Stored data

━━━━━━━━━━

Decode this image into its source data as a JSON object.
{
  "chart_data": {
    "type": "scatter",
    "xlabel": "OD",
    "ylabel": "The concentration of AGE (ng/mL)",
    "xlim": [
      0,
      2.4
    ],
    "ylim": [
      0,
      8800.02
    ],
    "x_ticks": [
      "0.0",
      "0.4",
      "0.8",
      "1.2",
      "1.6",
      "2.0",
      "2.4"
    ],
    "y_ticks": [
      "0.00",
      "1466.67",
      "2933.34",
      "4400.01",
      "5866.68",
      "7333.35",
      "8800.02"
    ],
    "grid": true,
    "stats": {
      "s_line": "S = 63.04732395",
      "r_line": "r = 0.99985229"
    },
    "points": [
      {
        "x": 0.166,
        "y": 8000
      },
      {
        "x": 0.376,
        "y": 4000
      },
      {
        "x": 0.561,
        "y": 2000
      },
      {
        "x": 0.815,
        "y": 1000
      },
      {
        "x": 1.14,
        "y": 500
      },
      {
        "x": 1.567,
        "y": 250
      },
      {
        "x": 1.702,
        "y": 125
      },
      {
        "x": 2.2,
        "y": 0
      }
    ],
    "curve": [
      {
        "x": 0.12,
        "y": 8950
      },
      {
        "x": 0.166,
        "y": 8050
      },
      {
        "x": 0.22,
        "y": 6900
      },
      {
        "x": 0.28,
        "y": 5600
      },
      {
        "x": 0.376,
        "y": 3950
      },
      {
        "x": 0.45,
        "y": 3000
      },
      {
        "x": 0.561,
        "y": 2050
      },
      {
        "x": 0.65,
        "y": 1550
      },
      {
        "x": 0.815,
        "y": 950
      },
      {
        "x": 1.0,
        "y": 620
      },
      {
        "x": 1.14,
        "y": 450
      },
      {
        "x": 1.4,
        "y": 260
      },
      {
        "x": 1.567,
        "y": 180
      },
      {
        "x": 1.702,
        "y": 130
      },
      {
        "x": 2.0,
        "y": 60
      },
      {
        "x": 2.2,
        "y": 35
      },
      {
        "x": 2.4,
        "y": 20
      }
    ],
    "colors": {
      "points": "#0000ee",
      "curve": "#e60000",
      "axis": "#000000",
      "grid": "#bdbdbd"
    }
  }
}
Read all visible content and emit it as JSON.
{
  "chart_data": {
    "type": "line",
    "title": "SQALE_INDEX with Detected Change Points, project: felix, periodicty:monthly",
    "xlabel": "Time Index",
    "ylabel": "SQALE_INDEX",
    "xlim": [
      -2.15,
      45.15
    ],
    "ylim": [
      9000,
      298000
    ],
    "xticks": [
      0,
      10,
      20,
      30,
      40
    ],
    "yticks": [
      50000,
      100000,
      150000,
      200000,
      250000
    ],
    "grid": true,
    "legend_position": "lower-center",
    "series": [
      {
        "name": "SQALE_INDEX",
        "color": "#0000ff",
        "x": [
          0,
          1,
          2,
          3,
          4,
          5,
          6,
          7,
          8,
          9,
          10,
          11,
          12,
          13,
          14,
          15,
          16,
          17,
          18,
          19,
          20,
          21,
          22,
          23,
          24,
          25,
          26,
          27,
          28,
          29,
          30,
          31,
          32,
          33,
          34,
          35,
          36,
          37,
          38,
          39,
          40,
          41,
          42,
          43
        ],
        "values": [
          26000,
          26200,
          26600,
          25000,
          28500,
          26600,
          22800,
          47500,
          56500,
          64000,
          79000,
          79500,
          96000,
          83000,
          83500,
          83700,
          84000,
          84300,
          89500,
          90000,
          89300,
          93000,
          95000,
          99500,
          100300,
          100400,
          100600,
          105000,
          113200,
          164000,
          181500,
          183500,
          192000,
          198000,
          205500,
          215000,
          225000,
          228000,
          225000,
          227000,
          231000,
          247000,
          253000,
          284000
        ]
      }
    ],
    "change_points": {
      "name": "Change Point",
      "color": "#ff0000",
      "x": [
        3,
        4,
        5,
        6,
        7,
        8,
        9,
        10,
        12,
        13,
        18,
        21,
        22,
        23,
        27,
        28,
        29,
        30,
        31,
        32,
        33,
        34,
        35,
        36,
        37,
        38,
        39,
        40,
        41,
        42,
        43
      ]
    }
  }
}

━━━━━━━━━━

▶ **What is asked**: Look for "ylabel" and pull out every line that has it.

▶ **The output**:
    "ylabel": "The concentration of AGE (ng/mL)",
    "ylabel": "SQALE_INDEX",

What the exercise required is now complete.